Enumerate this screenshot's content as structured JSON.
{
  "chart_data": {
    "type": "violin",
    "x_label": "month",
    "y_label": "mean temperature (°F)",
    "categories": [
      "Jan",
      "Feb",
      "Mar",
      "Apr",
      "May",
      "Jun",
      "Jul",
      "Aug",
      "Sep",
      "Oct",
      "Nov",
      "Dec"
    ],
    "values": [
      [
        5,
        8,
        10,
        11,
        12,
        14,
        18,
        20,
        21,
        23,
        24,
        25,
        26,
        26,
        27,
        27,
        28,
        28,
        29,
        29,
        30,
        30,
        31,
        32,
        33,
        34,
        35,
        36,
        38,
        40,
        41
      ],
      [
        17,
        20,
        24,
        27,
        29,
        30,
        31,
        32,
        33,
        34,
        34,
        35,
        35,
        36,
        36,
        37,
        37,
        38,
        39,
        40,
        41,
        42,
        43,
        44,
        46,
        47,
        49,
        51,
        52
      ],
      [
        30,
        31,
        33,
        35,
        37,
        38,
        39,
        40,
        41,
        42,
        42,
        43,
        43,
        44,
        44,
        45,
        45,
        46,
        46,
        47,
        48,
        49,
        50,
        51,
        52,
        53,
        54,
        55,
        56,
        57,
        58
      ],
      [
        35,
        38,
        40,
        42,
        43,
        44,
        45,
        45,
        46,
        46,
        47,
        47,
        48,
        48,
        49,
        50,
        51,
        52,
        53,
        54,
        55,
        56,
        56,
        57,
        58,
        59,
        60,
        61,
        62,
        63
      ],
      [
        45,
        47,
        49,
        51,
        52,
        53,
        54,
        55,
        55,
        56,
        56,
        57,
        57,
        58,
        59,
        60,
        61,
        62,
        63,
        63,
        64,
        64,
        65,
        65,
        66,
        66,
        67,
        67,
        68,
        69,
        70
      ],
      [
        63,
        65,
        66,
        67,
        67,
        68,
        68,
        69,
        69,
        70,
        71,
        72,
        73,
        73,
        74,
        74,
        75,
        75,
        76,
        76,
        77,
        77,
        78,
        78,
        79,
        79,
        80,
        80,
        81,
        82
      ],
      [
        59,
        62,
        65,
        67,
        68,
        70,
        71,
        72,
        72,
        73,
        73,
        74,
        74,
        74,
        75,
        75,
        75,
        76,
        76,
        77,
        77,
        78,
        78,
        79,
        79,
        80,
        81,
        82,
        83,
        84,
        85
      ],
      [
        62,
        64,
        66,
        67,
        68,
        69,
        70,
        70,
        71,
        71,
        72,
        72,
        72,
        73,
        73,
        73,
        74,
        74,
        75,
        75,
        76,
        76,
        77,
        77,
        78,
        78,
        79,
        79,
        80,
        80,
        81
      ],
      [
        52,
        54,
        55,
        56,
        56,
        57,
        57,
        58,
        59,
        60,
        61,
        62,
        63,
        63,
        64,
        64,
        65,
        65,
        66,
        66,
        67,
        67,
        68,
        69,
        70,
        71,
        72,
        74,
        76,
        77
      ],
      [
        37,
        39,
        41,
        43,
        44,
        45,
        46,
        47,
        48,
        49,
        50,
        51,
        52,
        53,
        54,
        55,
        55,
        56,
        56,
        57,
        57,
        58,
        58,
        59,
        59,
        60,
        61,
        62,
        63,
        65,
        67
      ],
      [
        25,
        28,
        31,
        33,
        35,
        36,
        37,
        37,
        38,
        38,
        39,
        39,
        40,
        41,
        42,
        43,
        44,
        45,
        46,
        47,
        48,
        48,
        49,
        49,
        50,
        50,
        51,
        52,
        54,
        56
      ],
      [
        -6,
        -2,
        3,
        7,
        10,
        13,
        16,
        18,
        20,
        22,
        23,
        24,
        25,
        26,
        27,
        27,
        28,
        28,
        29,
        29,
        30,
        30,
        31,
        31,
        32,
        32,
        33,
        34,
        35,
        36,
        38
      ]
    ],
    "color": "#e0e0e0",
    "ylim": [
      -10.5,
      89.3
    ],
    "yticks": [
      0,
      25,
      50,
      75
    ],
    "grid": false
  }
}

__What you have to do__: Write every entry out again exactly.

__The response__:
Enumerate this screenshot's content as structured JSON.
{
  "chart_data": {
    "type": "violin",
    "x_label": "month",
    "y_label": "mean temperature (°F)",
    "categories": [
      "Jan",
      "Feb",
      "Mar",
      "Apr",
      "May",
      "Jun",
      "Jul",
      "Aug",
      "Sep",
      "Oct",
      "Nov",
      "Dec"
    ],
    "values": [
      [
        5,
        8,
        10,
        11,
        12,
        14,
        18,
        20,
        21,
        23,
        24,
        25,
        26,
        26,
        27,
        27,
        28,
        28,
        29,
        29,
        30,
        30,
        31,
        32,
        33,
        34,
        35,
        36,
        38,
        40,
        41
      ],
      [
        17,
        20,
        24,
        27,
        29,
        30,
        31,
        32,
        33,
        34,
        34,
        35,
        35,
        36,
        36,
        37,
        37,
        38,
        39,
        40,
        41,
        42,
        43,
        44,
        46,
        47,
        49,
        51,
        52
      ],
      [
        30,
        31,
        33,
        35,
        37,
        38,
        39,
        40,
        41,
        42,
        42,
        43,
        43,
        44,
        44,
        45,
        45,
        46,
        46,
        47,
        48,
        49,
        50,
        51,
        52,
        53,
        54,
        55,
        56,
        57,
        58
      ],
      [
        35,
        38,
        40,
        42,
        43,
        44,
        45,
        45,
        46,
        46,
        47,
        47,
        48,
        48,
        49,
        50,
        51,
        52,
        53,
        54,
        55,
        56,
        56,
        57,
        58,
        59,
        60,
        61,
        62,
        63
      ],
      [
        45,
        47,
        49,
        51,
        52,
        53,
        54,
        55,
        55,
        56,
        56,
        57,
        57,
        58,
        59,
        60,
        61,
        62,
        63,
        63,
        64,
        64,
        65,
        65,
        66,
        66,
        67,
        67,
        68,
        69,
        70
      ],
      [
        63,
        65,
        66,
        67,
        67,
        68,
        68,
        69,
        69,
        70,
        71,
        72,
        73,
        73,
        74,
        74,
        75,
        75,
        76,
        76,
        77,
        77,
        78,
        78,
        79,
        79,
        80,
        80,
        81,
        82
      ],
      [
        59,
        62,
        65,
        67,
        68,
        70,
        71,
        72,
        72,
        73,
        73,
        74,
        74,
        74,
        75,
        75,
        75,
        76,
        76,
        77,
        77,
        78,
        78,
        79,
        79,
        80,
        81,
        82,
        83,
        84,
        85
      ],
      [
        62,
        64,
        66,
        67,
        68,
        69,
        70,
        70,
        71,
        71,
        72,
        72,
        72,
        73,
        73,
        73,
        74,
        74,
        75,
        75,
        76,
        76,
        77,
        77,
        78,
        78,
        79,
        79,
        80,
        80,
        81
      ],
      [
        52,
        54,
        55,
        56,
        56,
        57,
        57,
        58,
        59,
        60,
        61,
        62,
        63,
        63,
        64,
        64,
        65,
        65,
        66,
        66,
        67,
        67,
        68,
        69,
        70,
        71,
        72,
        74,
        76,
        77
      ],
      [
        37,
        39,
        41,
        43,
        44,
        45,
        46,
        47,
        48,
        49,
        50,
        51,
        52,
        53,
        54,
        55,
        55,
        56,
        56,
        57,
        57,
        58,
        58,
        59,
        59,
        60,
        61,
        62,
        63,
        65,
        67
      ],
      [
        25,
        28,
        31,
        33,
        35,
        36,
        37,
        37,
        38,
        38,
        39,
        39,
        40,
        41,
        42,
        43,
        44,
        45,
        46,
        47,
        48,
        48,
        49,
        49,
        50,
        50,
        51,
        52,
        54,
        56
      ],
      [
        -6,
        -2,
        3,
        7,
        10,
        13,
        16,
        18,
        20,
        22,
        23,
        24,
        25,
        26,
        27,
        27,
        28,
        28,
        29,
        29,
        30,
        30,
        31,
        31,
        32,
        32,
        33,
        34,
        35,
        36,
        38
      ]
    ],
    "color": "#e0e0e0",
    "ylim": [
      -10.5,
      89.3
    ],
    "yticks": [
      0,
      25,
      50,
      75
    ],
    "grid": false
  }
}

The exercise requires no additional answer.